__REQUIREMENTS__:
Retype the full set of records. Keep every character identical.

__Dataset records__:
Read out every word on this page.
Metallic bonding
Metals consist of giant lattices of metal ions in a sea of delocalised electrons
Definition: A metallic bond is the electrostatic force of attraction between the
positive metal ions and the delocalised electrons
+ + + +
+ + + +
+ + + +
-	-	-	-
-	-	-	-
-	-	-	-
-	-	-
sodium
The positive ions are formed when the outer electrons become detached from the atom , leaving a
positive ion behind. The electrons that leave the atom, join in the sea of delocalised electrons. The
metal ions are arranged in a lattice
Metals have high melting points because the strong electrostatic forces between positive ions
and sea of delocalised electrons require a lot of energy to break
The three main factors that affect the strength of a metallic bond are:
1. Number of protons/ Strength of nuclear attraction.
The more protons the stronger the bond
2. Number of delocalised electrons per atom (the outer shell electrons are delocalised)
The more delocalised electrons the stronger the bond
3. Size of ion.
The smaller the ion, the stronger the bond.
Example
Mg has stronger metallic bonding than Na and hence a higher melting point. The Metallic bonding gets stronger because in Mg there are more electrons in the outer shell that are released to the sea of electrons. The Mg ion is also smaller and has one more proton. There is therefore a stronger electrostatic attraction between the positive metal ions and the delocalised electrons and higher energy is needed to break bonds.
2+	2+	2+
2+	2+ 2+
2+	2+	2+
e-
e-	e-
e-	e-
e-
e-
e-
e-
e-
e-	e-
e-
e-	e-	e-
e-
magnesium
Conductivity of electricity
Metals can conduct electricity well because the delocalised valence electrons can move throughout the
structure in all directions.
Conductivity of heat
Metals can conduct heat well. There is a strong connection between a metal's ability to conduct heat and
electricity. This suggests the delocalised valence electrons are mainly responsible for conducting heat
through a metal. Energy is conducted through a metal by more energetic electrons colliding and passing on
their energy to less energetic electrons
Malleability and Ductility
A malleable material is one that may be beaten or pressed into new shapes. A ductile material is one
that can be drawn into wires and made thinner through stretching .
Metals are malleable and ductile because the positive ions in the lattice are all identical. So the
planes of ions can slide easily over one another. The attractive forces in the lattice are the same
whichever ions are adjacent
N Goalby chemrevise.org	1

__ANSWER TO THE TASK__:
Read out every word on this page.
Metallic bonding
Metals consist of giant lattices of metal ions in a sea of delocalised electrons
Definition: A metallic bond is the electrostatic force of attraction between the
positive metal ions and the delocalised electrons
+ + + +
+ + + +
+ + + +
-	-	-	-
-	-	-	-
-	-	-	-
-	-	-
sodium
The positive ions are formed when the outer electrons become detached from the atom , leaving a
positive ion behind. The electrons that leave the atom, join in the sea of delocalised electrons. The
metal ions are arranged in a lattice
Metals have high melting points because the strong electrostatic forces between positive ions
and sea of delocalised electrons require a lot of energy to break
The three main factors that affect the strength of a metallic bond are:
1. Number of protons/ Strength of nuclear attraction.
The more protons the stronger the bond
2. Number of delocalised electrons per atom (the outer shell electrons are delocalised)
The more delocalised electrons the stronger the bond
3. Size of ion.
The smaller the ion, the stronger the bond.
Example
Mg has stronger metallic bonding than Na and hence a higher melting point. The Metallic bonding gets stronger because in Mg there are more electrons in the outer shell that are released to the sea of electrons. The Mg ion is also smaller and has one more proton. There is therefore a stronger electrostatic attraction between the positive metal ions and the delocalised electrons and higher energy is needed to break bonds.
2+	2+	2+
2+	2+ 2+
2+	2+	2+
e-
e-	e-
e-	e-
e-
e-
e-
e-
e-
e-	e-
e-
e-	e-	e-
e-
magnesium
Conductivity of electricity
Metals can conduct electricity well because the delocalised valence electrons can move throughout the
structure in all directions.
Conductivity of heat
Metals can conduct heat well. There is a strong connection between a metal's ability to conduct heat and
electricity. This suggests the delocalised valence electrons are mainly responsible for conducting heat
through a metal. Energy is conducted through a metal by more energetic electrons colliding and passing on
their energy to less energetic electrons
Malleability and Ductility
A malleable material is one that may be beaten or pressed into new shapes. A ductile material is one
that can be drawn into wires and made thinner through stretching .
Metals are malleable and ductile because the positive ions in the lattice are all identical. So the
planes of ions can slide easily over one another. The attractive forces in the lattice are the same
whichever ions are adjacent
N Goalby chemrevise.org	1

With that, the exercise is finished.